## Work to complete
Output the lines that follow exactly as they are.

◆ ◆ ◆

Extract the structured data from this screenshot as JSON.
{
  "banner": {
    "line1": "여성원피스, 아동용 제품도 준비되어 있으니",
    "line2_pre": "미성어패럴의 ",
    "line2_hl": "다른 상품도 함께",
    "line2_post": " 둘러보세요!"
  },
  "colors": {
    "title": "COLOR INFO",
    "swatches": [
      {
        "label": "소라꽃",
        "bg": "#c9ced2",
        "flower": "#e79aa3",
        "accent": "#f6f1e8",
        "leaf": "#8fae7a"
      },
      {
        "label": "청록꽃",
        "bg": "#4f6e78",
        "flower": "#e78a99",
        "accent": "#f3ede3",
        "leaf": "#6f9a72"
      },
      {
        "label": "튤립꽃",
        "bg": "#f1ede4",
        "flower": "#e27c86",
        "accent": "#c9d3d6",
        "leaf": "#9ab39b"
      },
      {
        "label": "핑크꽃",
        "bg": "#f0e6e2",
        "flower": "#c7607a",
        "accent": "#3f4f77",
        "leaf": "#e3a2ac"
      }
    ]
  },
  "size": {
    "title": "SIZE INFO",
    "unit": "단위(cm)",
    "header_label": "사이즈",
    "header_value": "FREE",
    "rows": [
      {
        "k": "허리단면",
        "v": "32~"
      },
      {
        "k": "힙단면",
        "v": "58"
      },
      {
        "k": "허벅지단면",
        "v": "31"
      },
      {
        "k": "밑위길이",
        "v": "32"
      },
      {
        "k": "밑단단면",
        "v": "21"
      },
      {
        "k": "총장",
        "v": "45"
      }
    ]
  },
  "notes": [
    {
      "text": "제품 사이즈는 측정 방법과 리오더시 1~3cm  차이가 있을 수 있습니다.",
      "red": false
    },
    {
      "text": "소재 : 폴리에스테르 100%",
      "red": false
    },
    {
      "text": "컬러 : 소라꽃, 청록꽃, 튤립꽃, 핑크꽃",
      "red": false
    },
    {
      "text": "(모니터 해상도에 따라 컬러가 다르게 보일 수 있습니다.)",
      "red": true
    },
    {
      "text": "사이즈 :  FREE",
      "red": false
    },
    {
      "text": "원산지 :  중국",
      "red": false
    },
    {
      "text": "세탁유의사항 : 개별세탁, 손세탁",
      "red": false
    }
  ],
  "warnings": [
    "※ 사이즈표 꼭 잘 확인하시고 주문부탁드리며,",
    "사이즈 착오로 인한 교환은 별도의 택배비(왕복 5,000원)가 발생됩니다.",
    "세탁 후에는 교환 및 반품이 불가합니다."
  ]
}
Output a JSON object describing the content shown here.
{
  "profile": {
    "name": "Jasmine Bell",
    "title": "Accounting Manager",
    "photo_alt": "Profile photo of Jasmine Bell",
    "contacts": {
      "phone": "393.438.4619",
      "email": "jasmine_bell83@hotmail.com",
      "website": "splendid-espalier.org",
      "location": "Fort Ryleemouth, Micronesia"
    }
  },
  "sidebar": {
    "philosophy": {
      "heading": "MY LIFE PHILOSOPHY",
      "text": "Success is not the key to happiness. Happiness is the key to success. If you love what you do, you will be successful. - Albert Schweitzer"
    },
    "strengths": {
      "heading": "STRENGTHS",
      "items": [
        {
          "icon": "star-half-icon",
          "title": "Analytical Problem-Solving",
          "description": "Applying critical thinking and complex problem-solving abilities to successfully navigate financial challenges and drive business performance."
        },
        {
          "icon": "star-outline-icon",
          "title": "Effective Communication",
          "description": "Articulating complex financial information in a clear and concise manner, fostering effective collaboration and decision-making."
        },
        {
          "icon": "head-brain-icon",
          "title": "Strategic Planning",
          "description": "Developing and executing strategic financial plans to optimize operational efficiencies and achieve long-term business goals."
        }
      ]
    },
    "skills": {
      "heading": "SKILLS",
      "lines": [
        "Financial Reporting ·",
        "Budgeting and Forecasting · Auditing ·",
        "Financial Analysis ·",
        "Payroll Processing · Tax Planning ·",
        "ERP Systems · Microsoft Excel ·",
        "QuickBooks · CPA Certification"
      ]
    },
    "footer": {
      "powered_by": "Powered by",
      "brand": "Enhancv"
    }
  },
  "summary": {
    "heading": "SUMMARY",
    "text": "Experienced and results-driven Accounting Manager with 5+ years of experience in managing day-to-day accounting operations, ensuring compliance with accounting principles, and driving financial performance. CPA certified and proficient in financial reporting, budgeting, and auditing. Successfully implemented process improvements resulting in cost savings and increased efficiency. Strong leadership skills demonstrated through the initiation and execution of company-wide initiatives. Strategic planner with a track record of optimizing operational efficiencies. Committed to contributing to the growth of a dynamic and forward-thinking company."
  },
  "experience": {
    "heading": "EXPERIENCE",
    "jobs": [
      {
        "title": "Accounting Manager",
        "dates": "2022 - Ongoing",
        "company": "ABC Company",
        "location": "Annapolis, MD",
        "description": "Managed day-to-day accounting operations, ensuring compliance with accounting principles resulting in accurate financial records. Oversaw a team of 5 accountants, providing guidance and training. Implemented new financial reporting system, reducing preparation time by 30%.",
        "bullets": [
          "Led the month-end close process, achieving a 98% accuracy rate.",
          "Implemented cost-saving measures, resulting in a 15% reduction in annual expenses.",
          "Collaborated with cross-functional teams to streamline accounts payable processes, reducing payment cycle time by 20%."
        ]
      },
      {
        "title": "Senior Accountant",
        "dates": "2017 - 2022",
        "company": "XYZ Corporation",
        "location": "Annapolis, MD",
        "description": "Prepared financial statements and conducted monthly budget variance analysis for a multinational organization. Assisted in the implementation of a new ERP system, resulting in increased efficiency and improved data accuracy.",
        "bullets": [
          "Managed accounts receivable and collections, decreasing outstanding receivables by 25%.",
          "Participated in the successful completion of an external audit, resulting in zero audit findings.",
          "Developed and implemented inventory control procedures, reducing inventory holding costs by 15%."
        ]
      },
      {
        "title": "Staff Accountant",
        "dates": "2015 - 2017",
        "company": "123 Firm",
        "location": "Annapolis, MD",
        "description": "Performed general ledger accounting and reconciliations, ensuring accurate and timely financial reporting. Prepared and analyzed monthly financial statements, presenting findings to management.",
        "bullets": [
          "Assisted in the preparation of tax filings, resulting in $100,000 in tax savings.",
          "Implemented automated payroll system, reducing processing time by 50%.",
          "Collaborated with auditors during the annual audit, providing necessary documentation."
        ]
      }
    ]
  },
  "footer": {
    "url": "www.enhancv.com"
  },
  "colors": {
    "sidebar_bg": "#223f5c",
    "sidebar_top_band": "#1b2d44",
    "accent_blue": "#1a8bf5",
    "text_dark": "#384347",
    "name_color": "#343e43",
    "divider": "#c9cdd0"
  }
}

◆ ◆ ◆

## Final result
Extract the structured data from this screenshot as JSON.
{
  "banner": {
    "line1": "여성원피스, 아동용 제품도 준비되어 있으니",
    "line2_pre": "미성어패럴의 ",
    "line2_hl": "다른 상품도 함께",
    "line2_post": " 둘러보세요!"
  },
  "colors": {
    "title": "COLOR INFO",
    "swatches": [
      {
        "label": "소라꽃",
        "bg": "#c9ced2",
        "flower": "#e79aa3",
        "accent": "#f6f1e8",
        "leaf": "#8fae7a"
      },
      {
        "label": "청록꽃",
        "bg": "#4f6e78",
        "flower": "#e78a99",
        "accent": "#f3ede3",
        "leaf": "#6f9a72"
      },
      {
        "label": "튤립꽃",
        "bg": "#f1ede4",
        "flower": "#e27c86",
        "accent": "#c9d3d6",
        "leaf": "#9ab39b"
      },
      {
        "label": "핑크꽃",
        "bg": "#f0e6e2",
        "flower": "#c7607a",
        "accent": "#3f4f77",
        "leaf": "#e3a2ac"
      }
    ]
  },
  "size": {
    "title": "SIZE INFO",
    "unit": "단위(cm)",
    "header_label": "사이즈",
    "header_value": "FREE",
    "rows": [
      {
        "k": "허리단면",
        "v": "32~"
      },
      {
        "k": "힙단면",
        "v": "58"
      },
      {
        "k": "허벅지단면",
        "v": "31"
      },
      {
        "k": "밑위길이",
        "v": "32"
      },
      {
        "k": "밑단단면",
        "v": "21"
      },
      {
        "k": "총장",
        "v": "45"
      }
    ]
  },
  "notes": [
    {
      "text": "제품 사이즈는 측정 방법과 리오더시 1~3cm  차이가 있을 수 있습니다.",
      "red": false
    },
    {
      "text": "소재 : 폴리에스테르 100%",
      "red": false
    },
    {
      "text": "컬러 : 소라꽃, 청록꽃, 튤립꽃, 핑크꽃",
      "red": false
    },
    {
      "text": "(모니터 해상도에 따라 컬러가 다르게 보일 수 있습니다.)",
      "red": true
    },
    {
      "text": "사이즈 :  FREE",
      "red": false
    },
    {
      "text": "원산지 :  중국",
      "red": false
    },
    {
      "text": "세탁유의사항 : 개별세탁, 손세탁",
      "red": false
    }
  ],
  "warnings": [
    "※ 사이즈표 꼭 잘 확인하시고 주문부탁드리며,",
    "사이즈 착오로 인한 교환은 별도의 택배비(왕복 5,000원)가 발생됩니다.",
    "세탁 후에는 교환 및 반품이 불가합니다."
  ]
}
Output a JSON object describing the content shown here.
{
  "profile": {
    "name": "Jasmine Bell",
    "title": "Accounting Manager",
    "photo_alt": "Profile photo of Jasmine Bell",
    "contacts": {
      "phone": "393.438.4619",
      "email": "jasmine_bell83@hotmail.com",
      "website": "splendid-espalier.org",
      "location": "Fort Ryleemouth, Micronesia"
    }
  },
  "sidebar": {
    "philosophy": {
      "heading": "MY LIFE PHILOSOPHY",
      "text": "Success is not the key to happiness. Happiness is the key to success. If you love what you do, you will be successful. - Albert Schweitzer"
    },
    "strengths": {
      "heading": "STRENGTHS",
      "items": [
        {
          "icon": "star-half-icon",
          "title": "Analytical Problem-Solving",
          "description": "Applying critical thinking and complex problem-solving abilities to successfully navigate financial challenges and drive business performance."
        },
        {
          "icon": "star-outline-icon",
          "title": "Effective Communication",
          "description": "Articulating complex financial information in a clear and concise manner, fostering effective collaboration and decision-making."
        },
        {
          "icon": "head-brain-icon",
          "title": "Strategic Planning",
          "description": "Developing and executing strategic financial plans to optimize operational efficiencies and achieve long-term business goals."
        }
      ]
    },
    "skills": {
      "heading": "SKILLS",
      "lines": [
        "Financial Reporting ·",
        "Budgeting and Forecasting · Auditing ·",
        "Financial Analysis ·",
        "Payroll Processing · Tax Planning ·",
        "ERP Systems · Microsoft Excel ·",
        "QuickBooks · CPA Certification"
      ]
    },
    "footer": {
      "powered_by": "Powered by",
      "brand": "Enhancv"
    }
  },
  "summary": {
    "heading": "SUMMARY",
    "text": "Experienced and results-driven Accounting Manager with 5+ years of experience in managing day-to-day accounting operations, ensuring compliance with accounting principles, and driving financial performance. CPA certified and proficient in financial reporting, budgeting, and auditing. Successfully implemented process improvements resulting in cost savings and increased efficiency. Strong leadership skills demonstrated through the initiation and execution of company-wide initiatives. Strategic planner with a track record of optimizing operational efficiencies. Committed to contributing to the growth of a dynamic and forward-thinking company."
  },
  "experience": {
    "heading": "EXPERIENCE",
    "jobs": [
      {
        "title": "Accounting Manager",
        "dates": "2022 - Ongoing",
        "company": "ABC Company",
        "location": "Annapolis, MD",
        "description": "Managed day-to-day accounting operations, ensuring compliance with accounting principles resulting in accurate financial records. Oversaw a team of 5 accountants, providing guidance and training. Implemented new financial reporting system, reducing preparation time by 30%.",
        "bullets": [
          "Led the month-end close process, achieving a 98% accuracy rate.",
          "Implemented cost-saving measures, resulting in a 15% reduction in annual expenses.",
          "Collaborated with cross-functional teams to streamline accounts payable processes, reducing payment cycle time by 20%."
        ]
      },
      {
        "title": "Senior Accountant",
        "dates": "2017 - 2022",
        "company": "XYZ Corporation",
        "location": "Annapolis, MD",
        "description": "Prepared financial statements and conducted monthly budget variance analysis for a multinational organization. Assisted in the implementation of a new ERP system, resulting in increased efficiency and improved data accuracy.",
        "bullets": [
          "Managed accounts receivable and collections, decreasing outstanding receivables by 25%.",
          "Participated in the successful completion of an external audit, resulting in zero audit findings.",
          "Developed and implemented inventory control procedures, reducing inventory holding costs by 15%."
        ]
      },
      {
        "title": "Staff Accountant",
        "dates": "2015 - 2017",
        "company": "123 Firm",
        "location": "Annapolis, MD",
        "description": "Performed general ledger accounting and reconciliations, ensuring accurate and timely financial reporting. Prepared and analyzed monthly financial statements, presenting findings to management.",
        "bullets": [
          "Assisted in the preparation of tax filings, resulting in $100,000 in tax savings.",
          "Implemented automated payroll system, reducing processing time by 50%.",
          "Collaborated with auditors during the annual audit, providing necessary documentation."
        ]
      }
    ]
  },
  "footer": {
    "url": "www.enhancv.com"
  },
  "colors": {
    "sidebar_bg": "#223f5c",
    "sidebar_top_band": "#1b2d44",
    "accent_blue": "#1a8bf5",
    "text_dark": "#384347",
    "name_color": "#343e43",
    "divider": "#c9cdd0"
  }
}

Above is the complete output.